Goal: Retype the data below line for line, leaving every character as it is.

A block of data
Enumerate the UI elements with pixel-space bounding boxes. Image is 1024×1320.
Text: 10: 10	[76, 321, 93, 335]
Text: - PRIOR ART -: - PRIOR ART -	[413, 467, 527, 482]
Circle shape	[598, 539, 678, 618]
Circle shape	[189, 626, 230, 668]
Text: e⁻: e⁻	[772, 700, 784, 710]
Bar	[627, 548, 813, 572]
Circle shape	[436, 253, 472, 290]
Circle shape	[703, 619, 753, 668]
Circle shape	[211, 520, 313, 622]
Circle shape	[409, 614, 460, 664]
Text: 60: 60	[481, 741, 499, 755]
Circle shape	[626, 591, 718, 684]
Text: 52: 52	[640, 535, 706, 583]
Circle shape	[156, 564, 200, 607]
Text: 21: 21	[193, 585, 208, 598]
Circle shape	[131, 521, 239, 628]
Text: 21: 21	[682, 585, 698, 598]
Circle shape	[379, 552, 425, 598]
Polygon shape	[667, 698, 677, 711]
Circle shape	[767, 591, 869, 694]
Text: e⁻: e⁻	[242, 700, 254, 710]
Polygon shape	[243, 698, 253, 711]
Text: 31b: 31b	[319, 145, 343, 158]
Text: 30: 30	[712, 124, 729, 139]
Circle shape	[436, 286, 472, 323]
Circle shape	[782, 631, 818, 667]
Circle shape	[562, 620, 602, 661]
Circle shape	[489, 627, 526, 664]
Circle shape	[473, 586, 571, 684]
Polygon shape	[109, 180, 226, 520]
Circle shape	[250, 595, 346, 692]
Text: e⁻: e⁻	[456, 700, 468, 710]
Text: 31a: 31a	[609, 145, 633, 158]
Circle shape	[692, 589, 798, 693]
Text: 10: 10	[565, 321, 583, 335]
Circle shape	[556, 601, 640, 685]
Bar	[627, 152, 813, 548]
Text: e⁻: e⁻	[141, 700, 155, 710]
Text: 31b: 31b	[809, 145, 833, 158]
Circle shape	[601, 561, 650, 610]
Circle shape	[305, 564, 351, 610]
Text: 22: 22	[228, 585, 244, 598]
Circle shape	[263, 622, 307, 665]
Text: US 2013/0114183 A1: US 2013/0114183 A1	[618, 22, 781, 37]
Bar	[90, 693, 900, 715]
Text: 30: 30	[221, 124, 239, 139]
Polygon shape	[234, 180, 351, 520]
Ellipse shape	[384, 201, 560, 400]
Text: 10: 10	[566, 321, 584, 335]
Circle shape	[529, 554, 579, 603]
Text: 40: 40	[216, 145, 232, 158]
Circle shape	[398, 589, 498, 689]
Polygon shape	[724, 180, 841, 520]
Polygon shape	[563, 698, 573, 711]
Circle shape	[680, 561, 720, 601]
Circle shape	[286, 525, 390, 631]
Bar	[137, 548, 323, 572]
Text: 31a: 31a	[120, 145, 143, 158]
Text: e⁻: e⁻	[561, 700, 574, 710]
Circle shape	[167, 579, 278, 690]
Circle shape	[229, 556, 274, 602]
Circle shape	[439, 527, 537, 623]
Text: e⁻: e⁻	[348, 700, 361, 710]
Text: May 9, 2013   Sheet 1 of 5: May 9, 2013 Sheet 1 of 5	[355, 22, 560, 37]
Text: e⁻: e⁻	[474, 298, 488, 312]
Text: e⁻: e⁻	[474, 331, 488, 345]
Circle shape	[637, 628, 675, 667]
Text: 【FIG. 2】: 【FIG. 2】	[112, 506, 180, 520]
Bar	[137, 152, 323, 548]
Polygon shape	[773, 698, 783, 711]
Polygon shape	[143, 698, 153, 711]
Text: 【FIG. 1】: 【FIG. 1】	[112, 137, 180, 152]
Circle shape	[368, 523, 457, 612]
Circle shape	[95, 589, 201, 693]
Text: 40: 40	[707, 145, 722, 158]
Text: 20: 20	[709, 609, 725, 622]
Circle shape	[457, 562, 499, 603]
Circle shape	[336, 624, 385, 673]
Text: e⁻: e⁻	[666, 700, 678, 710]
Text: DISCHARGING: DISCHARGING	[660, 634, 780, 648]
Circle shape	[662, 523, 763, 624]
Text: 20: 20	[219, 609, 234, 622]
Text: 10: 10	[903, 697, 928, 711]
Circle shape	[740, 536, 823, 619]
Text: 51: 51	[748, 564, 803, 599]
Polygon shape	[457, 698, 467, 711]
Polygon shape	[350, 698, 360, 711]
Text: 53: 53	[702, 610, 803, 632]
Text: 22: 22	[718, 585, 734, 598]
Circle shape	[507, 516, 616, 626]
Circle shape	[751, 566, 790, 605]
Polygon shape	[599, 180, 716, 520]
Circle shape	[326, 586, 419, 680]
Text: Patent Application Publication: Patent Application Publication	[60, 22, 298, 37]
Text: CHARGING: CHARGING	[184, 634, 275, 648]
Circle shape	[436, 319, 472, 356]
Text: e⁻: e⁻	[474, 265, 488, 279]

Result for this task:
Enumerate the UI elements with pixel-space bounding boxes. Image is 1024×1320.
Text: 10: 10	[76, 321, 93, 335]
Text: - PRIOR ART -: - PRIOR ART -	[413, 467, 527, 482]
Circle shape	[598, 539, 678, 618]
Circle shape	[189, 626, 230, 668]
Text: e⁻: e⁻	[772, 700, 784, 710]
Bar	[627, 548, 813, 572]
Circle shape	[436, 253, 472, 290]
Circle shape	[703, 619, 753, 668]
Circle shape	[211, 520, 313, 622]
Circle shape	[409, 614, 460, 664]
Text: 60: 60	[481, 741, 499, 755]
Circle shape	[626, 591, 718, 684]
Text: 52: 52	[640, 535, 706, 583]
Circle shape	[156, 564, 200, 607]
Text: 21: 21	[193, 585, 208, 598]
Circle shape	[131, 521, 239, 628]
Text: 21: 21	[682, 585, 698, 598]
Circle shape	[379, 552, 425, 598]
Polygon shape	[667, 698, 677, 711]
Circle shape	[767, 591, 869, 694]
Text: e⁻: e⁻	[242, 700, 254, 710]
Polygon shape	[243, 698, 253, 711]
Text: 31b: 31b	[319, 145, 343, 158]
Text: 30: 30	[712, 124, 729, 139]
Circle shape	[436, 286, 472, 323]
Circle shape	[782, 631, 818, 667]
Circle shape	[562, 620, 602, 661]
Circle shape	[489, 627, 526, 664]
Circle shape	[473, 586, 571, 684]
Polygon shape	[109, 180, 226, 520]
Circle shape	[250, 595, 346, 692]
Text: e⁻: e⁻	[456, 700, 468, 710]
Text: 31a: 31a	[609, 145, 633, 158]
Circle shape	[692, 589, 798, 693]
Text: 10: 10	[565, 321, 583, 335]
Circle shape	[556, 601, 640, 685]
Bar	[627, 152, 813, 548]
Text: e⁻: e⁻	[141, 700, 155, 710]
Text: 31b: 31b	[809, 145, 833, 158]
Circle shape	[601, 561, 650, 610]
Circle shape	[305, 564, 351, 610]
Text: 22: 22	[228, 585, 244, 598]
Circle shape	[263, 622, 307, 665]
Text: US 2013/0114183 A1: US 2013/0114183 A1	[618, 22, 781, 37]
Bar	[90, 693, 900, 715]
Text: 30: 30	[221, 124, 239, 139]
Polygon shape	[234, 180, 351, 520]
Ellipse shape	[384, 201, 560, 400]
Text: 10: 10	[566, 321, 584, 335]
Circle shape	[529, 554, 579, 603]
Text: 40: 40	[216, 145, 232, 158]
Circle shape	[398, 589, 498, 689]
Polygon shape	[724, 180, 841, 520]
Polygon shape	[563, 698, 573, 711]
Circle shape	[680, 561, 720, 601]
Circle shape	[286, 525, 390, 631]
Bar	[137, 548, 323, 572]
Text: 31a: 31a	[120, 145, 143, 158]
Text: e⁻: e⁻	[561, 700, 574, 710]
Circle shape	[167, 579, 278, 690]
Circle shape	[229, 556, 274, 602]
Circle shape	[439, 527, 537, 623]
Text: e⁻: e⁻	[348, 700, 361, 710]
Text: May 9, 2013   Sheet 1 of 5: May 9, 2013 Sheet 1 of 5	[355, 22, 560, 37]
Text: e⁻: e⁻	[474, 298, 488, 312]
Text: e⁻: e⁻	[474, 331, 488, 345]
Circle shape	[637, 628, 675, 667]
Text: 【FIG. 2】: 【FIG. 2】	[112, 506, 180, 520]
Bar	[137, 152, 323, 548]
Polygon shape	[773, 698, 783, 711]
Polygon shape	[143, 698, 153, 711]
Text: 【FIG. 1】: 【FIG. 1】	[112, 137, 180, 152]
Circle shape	[368, 523, 457, 612]
Circle shape	[95, 589, 201, 693]
Text: 40: 40	[707, 145, 722, 158]
Text: 20: 20	[709, 609, 725, 622]
Circle shape	[457, 562, 499, 603]
Circle shape	[336, 624, 385, 673]
Text: e⁻: e⁻	[666, 700, 678, 710]
Text: DISCHARGING: DISCHARGING	[660, 634, 780, 648]
Circle shape	[662, 523, 763, 624]
Text: 20: 20	[219, 609, 234, 622]
Text: 10: 10	[903, 697, 928, 711]
Circle shape	[740, 536, 823, 619]
Text: 51: 51	[748, 564, 803, 599]
Polygon shape	[457, 698, 467, 711]
Polygon shape	[350, 698, 360, 711]
Text: 53: 53	[702, 610, 803, 632]
Text: 22: 22	[718, 585, 734, 598]
Circle shape	[507, 516, 616, 626]
Circle shape	[751, 566, 790, 605]
Polygon shape	[599, 180, 716, 520]
Circle shape	[326, 586, 419, 680]
Text: Patent Application Publication: Patent Application Publication	[60, 22, 298, 37]
Text: CHARGING: CHARGING	[184, 634, 275, 648]
Circle shape	[436, 319, 472, 356]
Text: e⁻: e⁻	[474, 265, 488, 279]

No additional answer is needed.